Reproduce the material in full, exactly as written.

[Data records]
"""
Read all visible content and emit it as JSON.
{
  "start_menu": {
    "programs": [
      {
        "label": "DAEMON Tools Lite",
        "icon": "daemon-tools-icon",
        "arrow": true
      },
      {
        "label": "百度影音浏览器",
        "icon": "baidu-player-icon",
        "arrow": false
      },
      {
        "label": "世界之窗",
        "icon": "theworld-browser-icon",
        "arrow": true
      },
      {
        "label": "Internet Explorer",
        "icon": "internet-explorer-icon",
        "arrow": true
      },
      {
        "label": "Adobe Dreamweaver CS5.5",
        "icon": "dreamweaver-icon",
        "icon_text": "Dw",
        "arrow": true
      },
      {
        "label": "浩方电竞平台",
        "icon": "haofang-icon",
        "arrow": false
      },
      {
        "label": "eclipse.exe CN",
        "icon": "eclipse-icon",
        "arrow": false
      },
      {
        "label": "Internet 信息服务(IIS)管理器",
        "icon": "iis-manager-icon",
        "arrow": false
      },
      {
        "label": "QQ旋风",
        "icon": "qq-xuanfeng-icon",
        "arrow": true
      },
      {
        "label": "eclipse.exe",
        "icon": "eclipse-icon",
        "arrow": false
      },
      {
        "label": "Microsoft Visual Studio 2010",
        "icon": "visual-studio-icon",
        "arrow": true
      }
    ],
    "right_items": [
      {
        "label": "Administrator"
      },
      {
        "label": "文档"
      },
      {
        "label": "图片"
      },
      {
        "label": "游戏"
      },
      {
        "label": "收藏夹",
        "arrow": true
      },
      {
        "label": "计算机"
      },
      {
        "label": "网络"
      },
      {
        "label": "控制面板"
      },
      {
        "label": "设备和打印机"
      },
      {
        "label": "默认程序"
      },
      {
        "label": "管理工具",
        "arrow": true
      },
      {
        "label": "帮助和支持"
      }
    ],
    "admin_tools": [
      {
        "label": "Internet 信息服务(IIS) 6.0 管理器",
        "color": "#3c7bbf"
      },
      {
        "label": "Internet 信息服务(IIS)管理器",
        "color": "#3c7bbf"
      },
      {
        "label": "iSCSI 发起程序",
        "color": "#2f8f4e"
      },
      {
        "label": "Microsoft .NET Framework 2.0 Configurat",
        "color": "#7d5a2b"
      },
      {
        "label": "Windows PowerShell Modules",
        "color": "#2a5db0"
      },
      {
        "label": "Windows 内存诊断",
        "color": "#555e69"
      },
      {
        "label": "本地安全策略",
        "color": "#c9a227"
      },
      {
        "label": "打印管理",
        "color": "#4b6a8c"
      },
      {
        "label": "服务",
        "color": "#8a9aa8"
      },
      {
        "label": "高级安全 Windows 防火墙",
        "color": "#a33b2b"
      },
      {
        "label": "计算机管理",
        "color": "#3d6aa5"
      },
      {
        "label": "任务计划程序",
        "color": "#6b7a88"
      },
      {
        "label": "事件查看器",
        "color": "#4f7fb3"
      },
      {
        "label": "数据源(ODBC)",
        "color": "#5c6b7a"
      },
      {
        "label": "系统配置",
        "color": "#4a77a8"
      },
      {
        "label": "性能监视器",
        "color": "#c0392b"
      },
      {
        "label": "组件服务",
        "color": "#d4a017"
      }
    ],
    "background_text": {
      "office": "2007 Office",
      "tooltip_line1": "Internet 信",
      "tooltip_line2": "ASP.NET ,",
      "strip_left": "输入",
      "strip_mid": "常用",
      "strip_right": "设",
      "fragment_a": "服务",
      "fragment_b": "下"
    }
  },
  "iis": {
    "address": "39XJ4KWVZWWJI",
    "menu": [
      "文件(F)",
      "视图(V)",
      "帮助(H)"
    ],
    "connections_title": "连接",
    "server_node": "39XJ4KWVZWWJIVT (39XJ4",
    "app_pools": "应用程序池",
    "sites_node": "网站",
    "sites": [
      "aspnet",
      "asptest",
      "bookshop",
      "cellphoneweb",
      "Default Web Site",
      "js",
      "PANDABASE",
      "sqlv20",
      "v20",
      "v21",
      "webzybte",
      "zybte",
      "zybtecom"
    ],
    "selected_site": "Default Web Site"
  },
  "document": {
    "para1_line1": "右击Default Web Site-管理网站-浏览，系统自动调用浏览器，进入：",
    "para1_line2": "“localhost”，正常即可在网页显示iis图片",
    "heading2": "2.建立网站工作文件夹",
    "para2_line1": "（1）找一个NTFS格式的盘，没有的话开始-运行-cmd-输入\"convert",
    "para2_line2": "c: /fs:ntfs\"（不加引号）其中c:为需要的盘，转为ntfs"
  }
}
"""
### WRITTEN REPLY
Read all visible content and emit it as JSON.
{
  "start_menu": {
    "programs": [
      {
        "label": "DAEMON Tools Lite",
        "icon": "daemon-tools-icon",
        "arrow": true
      },
      {
        "label": "百度影音浏览器",
        "icon": "baidu-player-icon",
        "arrow": false
      },
      {
        "label": "世界之窗",
        "icon": "theworld-browser-icon",
        "arrow": true
      },
      {
        "label": "Internet Explorer",
        "icon": "internet-explorer-icon",
        "arrow": true
      },
      {
        "label": "Adobe Dreamweaver CS5.5",
        "icon": "dreamweaver-icon",
        "icon_text": "Dw",
        "arrow": true
      },
      {
        "label": "浩方电竞平台",
        "icon": "haofang-icon",
        "arrow": false
      },
      {
        "label": "eclipse.exe CN",
        "icon": "eclipse-icon",
        "arrow": false
      },
      {
        "label": "Internet 信息服务(IIS)管理器",
        "icon": "iis-manager-icon",
        "arrow": false
      },
      {
        "label": "QQ旋风",
        "icon": "qq-xuanfeng-icon",
        "arrow": true
      },
      {
        "label": "eclipse.exe",
        "icon": "eclipse-icon",
        "arrow": false
      },
      {
        "label": "Microsoft Visual Studio 2010",
        "icon": "visual-studio-icon",
        "arrow": true
      }
    ],
    "right_items": [
      {
        "label": "Administrator"
      },
      {
        "label": "文档"
      },
      {
        "label": "图片"
      },
      {
        "label": "游戏"
      },
      {
        "label": "收藏夹",
        "arrow": true
      },
      {
        "label": "计算机"
      },
      {
        "label": "网络"
      },
      {
        "label": "控制面板"
      },
      {
        "label": "设备和打印机"
      },
      {
        "label": "默认程序"
      },
      {
        "label": "管理工具",
        "arrow": true
      },
      {
        "label": "帮助和支持"
      }
    ],
    "admin_tools": [
      {
        "label": "Internet 信息服务(IIS) 6.0 管理器",
        "color": "#3c7bbf"
      },
      {
        "label": "Internet 信息服务(IIS)管理器",
        "color": "#3c7bbf"
      },
      {
        "label": "iSCSI 发起程序",
        "color": "#2f8f4e"
      },
      {
        "label": "Microsoft .NET Framework 2.0 Configurat",
        "color": "#7d5a2b"
      },
      {
        "label": "Windows PowerShell Modules",
        "color": "#2a5db0"
      },
      {
        "label": "Windows 内存诊断",
        "color": "#555e69"
      },
      {
        "label": "本地安全策略",
        "color": "#c9a227"
      },
      {
        "label": "打印管理",
        "color": "#4b6a8c"
      },
      {
        "label": "服务",
        "color": "#8a9aa8"
      },
      {
        "label": "高级安全 Windows 防火墙",
        "color": "#a33b2b"
      },
      {
        "label": "计算机管理",
        "color": "#3d6aa5"
      },
      {
        "label": "任务计划程序",
        "color": "#6b7a88"
      },
      {
        "label": "事件查看器",
        "color": "#4f7fb3"
      },
      {
        "label": "数据源(ODBC)",
        "color": "#5c6b7a"
      },
      {
        "label": "系统配置",
        "color": "#4a77a8"
      },
      {
        "label": "性能监视器",
        "color": "#c0392b"
      },
      {
        "label": "组件服务",
        "color": "#d4a017"
      }
    ],
    "background_text": {
      "office": "2007 Office",
      "tooltip_line1": "Internet 信",
      "tooltip_line2": "ASP.NET ,",
      "strip_left": "输入",
      "strip_mid": "常用",
      "strip_right": "设",
      "fragment_a": "服务",
      "fragment_b": "下"
    }
  },
  "iis": {
    "address": "39XJ4KWVZWWJI",
    "menu": [
      "文件(F)",
      "视图(V)",
      "帮助(H)"
    ],
    "connections_title": "连接",
    "server_node": "39XJ4KWVZWWJIVT (39XJ4",
    "app_pools": "应用程序池",
    "sites_node": "网站",
    "sites": [
      "aspnet",
      "asptest",
      "bookshop",
      "cellphoneweb",
      "Default Web Site",
      "js",
      "PANDABASE",
      "sqlv20",
      "v20",
      "v21",
      "webzybte",
      "zybte",
      "zybtecom"
    ],
    "selected_site": "Default Web Site"
  },
  "document": {
    "para1_line1": "右击Default Web Site-管理网站-浏览，系统自动调用浏览器，进入：",
    "para1_line2": "“localhost”，正常即可在网页显示iis图片",
    "heading2": "2.建立网站工作文件夹",
    "para2_line1": "（1）找一个NTFS格式的盘，没有的话开始-运行-cmd-输入\"convert",
    "para2_line2": "c: /fs:ntfs\"（不加引号）其中c:为需要的盘，转为ntfs"
  }
}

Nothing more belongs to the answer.